-- STATED GOAL --
Extract every line of the material that holds the string "employee".

-- EXERCISE MATERIALS --

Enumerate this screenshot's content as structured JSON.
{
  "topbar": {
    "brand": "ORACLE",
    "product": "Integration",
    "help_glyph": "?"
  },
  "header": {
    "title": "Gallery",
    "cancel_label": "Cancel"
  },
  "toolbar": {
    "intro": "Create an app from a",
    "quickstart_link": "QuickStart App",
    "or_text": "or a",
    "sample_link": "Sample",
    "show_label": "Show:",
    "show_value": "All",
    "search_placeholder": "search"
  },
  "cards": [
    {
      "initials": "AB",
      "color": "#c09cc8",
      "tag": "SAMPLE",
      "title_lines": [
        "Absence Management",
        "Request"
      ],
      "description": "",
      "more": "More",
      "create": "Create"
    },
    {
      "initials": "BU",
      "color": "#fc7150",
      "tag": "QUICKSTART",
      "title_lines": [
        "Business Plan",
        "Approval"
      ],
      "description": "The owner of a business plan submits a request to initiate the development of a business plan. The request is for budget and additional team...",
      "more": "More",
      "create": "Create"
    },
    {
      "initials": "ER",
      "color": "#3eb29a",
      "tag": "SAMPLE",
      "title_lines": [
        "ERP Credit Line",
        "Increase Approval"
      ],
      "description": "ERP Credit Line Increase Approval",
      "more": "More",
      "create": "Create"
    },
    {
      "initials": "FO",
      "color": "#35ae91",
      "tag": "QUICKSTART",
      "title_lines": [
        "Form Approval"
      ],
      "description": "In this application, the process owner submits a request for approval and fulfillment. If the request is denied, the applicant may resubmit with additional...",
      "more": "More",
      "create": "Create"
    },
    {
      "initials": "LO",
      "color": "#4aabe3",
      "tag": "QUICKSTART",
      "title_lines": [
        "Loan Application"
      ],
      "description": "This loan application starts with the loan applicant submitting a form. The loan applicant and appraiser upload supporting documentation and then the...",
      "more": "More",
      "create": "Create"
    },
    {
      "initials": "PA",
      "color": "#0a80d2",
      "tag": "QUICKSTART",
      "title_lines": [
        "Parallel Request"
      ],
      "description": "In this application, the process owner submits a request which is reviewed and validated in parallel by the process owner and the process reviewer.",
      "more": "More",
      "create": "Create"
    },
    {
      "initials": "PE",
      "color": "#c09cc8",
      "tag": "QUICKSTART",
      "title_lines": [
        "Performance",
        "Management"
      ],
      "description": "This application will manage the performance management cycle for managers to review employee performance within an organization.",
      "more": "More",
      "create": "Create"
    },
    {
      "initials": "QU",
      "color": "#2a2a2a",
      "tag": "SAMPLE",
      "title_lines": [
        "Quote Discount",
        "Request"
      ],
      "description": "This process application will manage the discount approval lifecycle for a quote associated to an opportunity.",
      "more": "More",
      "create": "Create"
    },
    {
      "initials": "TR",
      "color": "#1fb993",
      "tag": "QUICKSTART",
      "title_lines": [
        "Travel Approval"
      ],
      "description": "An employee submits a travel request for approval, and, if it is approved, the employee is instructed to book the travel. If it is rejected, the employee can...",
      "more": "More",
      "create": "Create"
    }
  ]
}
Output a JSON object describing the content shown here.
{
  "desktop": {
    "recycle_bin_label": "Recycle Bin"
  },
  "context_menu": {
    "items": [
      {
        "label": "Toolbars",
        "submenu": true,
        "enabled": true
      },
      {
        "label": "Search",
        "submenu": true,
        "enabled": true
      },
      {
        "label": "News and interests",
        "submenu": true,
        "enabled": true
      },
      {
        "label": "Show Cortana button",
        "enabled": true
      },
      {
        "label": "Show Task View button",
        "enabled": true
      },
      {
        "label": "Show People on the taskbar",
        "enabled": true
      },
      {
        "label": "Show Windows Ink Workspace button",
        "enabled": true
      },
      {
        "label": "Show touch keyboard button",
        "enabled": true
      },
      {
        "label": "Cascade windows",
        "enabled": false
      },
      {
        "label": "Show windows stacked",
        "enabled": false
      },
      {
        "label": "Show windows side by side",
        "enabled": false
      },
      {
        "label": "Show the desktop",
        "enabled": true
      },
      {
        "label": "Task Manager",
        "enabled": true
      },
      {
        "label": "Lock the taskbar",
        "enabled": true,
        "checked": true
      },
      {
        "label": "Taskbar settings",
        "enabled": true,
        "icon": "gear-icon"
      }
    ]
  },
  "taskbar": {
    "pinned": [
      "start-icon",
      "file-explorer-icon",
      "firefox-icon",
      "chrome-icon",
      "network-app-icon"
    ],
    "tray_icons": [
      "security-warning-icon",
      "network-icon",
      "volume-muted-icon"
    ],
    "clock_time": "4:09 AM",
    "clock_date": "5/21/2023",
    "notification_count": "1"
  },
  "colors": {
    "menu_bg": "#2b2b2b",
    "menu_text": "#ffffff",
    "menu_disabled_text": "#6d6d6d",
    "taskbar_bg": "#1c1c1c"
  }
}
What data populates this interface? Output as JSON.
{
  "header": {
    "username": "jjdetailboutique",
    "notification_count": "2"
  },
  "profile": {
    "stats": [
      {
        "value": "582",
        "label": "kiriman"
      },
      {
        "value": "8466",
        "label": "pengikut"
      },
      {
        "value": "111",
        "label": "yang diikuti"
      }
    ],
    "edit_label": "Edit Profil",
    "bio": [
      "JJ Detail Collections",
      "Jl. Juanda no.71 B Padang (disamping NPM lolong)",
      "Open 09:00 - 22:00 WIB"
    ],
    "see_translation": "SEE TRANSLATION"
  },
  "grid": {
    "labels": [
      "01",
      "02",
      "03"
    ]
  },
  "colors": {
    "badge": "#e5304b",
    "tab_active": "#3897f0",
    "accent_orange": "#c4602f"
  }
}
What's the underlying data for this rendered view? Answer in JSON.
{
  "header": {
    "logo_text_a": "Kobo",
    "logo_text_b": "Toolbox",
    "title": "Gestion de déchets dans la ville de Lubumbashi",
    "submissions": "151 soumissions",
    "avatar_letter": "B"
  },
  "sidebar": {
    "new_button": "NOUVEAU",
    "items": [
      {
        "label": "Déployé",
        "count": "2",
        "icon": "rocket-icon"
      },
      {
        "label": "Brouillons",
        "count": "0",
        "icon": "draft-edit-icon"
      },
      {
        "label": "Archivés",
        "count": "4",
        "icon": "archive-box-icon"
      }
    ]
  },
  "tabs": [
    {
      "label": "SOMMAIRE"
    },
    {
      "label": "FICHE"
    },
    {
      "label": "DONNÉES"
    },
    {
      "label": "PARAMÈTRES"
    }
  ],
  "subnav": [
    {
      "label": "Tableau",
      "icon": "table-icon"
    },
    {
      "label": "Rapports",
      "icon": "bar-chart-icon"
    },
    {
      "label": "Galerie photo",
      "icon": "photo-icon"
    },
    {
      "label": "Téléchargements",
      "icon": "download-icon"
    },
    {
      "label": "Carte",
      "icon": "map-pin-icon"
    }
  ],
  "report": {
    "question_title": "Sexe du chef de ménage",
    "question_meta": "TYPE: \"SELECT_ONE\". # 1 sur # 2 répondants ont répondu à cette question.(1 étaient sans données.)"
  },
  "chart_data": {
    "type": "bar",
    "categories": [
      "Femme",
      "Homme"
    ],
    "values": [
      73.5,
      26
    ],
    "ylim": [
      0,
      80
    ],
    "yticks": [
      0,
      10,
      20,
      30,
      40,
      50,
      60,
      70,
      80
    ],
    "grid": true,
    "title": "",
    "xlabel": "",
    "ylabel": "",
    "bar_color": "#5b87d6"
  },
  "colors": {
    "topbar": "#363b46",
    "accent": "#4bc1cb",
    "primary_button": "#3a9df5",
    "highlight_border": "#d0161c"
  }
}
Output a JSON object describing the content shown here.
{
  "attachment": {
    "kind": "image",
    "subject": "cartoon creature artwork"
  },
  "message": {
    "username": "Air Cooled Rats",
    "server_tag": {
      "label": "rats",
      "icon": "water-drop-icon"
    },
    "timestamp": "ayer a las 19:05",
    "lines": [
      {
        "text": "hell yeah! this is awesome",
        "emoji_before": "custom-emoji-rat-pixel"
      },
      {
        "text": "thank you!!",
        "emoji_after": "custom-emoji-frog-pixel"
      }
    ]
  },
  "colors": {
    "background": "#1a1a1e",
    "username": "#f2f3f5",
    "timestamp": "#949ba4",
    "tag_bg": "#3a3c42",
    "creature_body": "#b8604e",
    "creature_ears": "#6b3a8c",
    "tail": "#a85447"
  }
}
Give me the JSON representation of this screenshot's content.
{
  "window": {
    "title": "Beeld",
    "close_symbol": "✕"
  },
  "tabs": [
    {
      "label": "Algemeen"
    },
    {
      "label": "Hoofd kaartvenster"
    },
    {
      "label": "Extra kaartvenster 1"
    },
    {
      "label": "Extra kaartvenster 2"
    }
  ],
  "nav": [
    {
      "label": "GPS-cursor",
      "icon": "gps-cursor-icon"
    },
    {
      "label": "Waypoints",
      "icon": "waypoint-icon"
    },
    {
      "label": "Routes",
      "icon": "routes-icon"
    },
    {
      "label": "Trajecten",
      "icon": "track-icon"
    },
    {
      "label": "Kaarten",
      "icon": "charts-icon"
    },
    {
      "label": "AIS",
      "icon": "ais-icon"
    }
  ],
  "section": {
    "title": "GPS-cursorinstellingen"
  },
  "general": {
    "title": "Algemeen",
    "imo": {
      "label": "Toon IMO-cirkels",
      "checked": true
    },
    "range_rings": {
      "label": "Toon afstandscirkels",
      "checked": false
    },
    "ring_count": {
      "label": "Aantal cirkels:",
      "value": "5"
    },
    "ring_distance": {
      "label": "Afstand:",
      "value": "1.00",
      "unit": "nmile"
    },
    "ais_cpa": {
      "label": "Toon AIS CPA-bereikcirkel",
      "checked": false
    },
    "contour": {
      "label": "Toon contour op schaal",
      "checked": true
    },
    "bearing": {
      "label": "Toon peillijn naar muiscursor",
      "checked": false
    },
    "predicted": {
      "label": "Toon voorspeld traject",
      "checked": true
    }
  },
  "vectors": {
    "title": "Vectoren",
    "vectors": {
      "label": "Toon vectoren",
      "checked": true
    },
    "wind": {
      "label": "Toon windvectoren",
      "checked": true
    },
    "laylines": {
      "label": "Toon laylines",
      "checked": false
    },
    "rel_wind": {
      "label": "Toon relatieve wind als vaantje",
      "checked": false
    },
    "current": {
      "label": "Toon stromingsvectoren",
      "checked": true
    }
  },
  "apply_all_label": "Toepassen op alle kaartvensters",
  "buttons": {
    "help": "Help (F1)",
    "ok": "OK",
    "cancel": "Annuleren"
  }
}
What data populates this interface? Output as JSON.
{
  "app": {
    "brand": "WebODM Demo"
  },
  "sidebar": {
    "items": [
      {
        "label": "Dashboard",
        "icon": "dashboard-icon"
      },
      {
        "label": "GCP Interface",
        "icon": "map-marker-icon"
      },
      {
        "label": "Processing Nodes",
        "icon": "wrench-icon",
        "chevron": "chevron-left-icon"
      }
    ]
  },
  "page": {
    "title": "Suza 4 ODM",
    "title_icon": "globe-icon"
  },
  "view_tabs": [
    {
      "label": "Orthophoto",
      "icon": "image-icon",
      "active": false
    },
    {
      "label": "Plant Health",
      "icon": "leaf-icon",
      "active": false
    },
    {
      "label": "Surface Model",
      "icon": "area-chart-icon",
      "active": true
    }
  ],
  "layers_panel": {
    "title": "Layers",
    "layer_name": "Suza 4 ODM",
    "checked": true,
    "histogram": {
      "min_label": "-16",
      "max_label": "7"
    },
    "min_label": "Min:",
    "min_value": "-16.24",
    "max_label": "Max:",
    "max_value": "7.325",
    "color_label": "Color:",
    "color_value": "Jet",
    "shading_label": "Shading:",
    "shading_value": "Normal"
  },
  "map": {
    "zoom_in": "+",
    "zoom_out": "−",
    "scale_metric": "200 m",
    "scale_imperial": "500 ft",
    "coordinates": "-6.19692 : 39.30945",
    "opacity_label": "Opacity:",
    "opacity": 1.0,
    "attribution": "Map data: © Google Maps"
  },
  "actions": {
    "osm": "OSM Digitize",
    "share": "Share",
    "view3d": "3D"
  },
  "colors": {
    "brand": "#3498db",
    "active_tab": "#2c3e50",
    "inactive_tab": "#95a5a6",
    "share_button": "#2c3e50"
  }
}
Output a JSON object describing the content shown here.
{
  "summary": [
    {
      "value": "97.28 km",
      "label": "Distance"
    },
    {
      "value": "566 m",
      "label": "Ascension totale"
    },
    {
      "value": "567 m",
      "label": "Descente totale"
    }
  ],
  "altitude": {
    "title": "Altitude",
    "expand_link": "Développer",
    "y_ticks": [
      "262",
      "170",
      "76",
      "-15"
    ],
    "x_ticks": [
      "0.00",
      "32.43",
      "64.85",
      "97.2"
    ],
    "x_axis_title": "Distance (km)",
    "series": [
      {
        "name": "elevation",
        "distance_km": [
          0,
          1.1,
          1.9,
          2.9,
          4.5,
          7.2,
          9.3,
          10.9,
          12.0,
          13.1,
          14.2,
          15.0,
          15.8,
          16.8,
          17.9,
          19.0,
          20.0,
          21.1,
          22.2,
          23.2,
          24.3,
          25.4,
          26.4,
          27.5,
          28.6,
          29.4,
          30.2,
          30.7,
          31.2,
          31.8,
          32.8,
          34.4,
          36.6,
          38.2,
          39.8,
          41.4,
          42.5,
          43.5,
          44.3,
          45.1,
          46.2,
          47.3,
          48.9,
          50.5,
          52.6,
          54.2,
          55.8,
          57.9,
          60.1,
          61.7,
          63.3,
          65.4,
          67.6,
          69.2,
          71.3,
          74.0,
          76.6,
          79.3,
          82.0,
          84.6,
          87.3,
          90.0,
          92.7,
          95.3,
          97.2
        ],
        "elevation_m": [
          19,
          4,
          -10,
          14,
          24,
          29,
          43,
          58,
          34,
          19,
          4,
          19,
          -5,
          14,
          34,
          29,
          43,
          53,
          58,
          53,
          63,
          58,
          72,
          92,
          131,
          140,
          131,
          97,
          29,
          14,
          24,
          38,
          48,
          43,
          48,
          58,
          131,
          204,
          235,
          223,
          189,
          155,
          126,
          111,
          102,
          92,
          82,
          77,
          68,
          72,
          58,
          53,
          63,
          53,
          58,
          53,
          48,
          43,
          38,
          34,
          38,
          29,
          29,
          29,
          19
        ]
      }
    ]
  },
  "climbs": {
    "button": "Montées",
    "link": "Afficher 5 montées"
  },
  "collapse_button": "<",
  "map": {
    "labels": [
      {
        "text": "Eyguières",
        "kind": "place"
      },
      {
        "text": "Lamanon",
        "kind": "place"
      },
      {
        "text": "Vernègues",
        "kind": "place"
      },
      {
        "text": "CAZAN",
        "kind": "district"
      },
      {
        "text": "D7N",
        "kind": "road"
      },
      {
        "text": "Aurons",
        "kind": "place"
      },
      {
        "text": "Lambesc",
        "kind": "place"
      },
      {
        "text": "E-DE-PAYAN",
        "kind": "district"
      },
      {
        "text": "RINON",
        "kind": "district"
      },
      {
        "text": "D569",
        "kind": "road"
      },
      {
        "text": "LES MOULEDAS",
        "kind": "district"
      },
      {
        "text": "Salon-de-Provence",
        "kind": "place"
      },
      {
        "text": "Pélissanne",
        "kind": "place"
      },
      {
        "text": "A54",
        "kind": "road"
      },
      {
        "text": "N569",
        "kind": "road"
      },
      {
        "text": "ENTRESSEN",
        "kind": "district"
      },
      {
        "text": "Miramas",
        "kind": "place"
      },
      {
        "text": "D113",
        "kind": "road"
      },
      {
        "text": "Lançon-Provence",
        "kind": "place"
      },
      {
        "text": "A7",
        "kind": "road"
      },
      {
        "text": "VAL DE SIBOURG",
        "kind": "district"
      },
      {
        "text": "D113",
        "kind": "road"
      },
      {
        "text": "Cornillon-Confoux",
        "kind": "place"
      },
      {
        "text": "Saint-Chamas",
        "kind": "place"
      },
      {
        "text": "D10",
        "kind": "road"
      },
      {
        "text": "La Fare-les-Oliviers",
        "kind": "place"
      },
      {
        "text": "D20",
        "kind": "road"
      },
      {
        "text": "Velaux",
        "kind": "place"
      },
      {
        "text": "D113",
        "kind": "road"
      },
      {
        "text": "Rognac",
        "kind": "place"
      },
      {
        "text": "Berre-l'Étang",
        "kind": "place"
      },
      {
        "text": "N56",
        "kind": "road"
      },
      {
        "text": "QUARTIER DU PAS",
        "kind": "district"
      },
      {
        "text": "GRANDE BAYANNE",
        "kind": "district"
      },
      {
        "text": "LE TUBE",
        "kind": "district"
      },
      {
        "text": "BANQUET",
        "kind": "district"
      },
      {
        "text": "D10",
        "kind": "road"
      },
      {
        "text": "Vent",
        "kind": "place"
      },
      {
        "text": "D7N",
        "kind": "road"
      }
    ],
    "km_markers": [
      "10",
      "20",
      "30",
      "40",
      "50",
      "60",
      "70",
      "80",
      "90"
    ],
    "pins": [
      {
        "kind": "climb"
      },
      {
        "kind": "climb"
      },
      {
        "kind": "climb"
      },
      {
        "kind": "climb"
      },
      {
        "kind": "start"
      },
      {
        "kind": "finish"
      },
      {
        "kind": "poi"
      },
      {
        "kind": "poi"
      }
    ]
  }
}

-- SOLUTION FOR THIS EXERCISE --
      "description": "This application will manage the performance management cycle for managers to review employee performance within an organization.",
      "description": "An employee submits a travel request for approval, and, if it is approved, the employee is instructed to book the travel. If it is rejected, the employee can...",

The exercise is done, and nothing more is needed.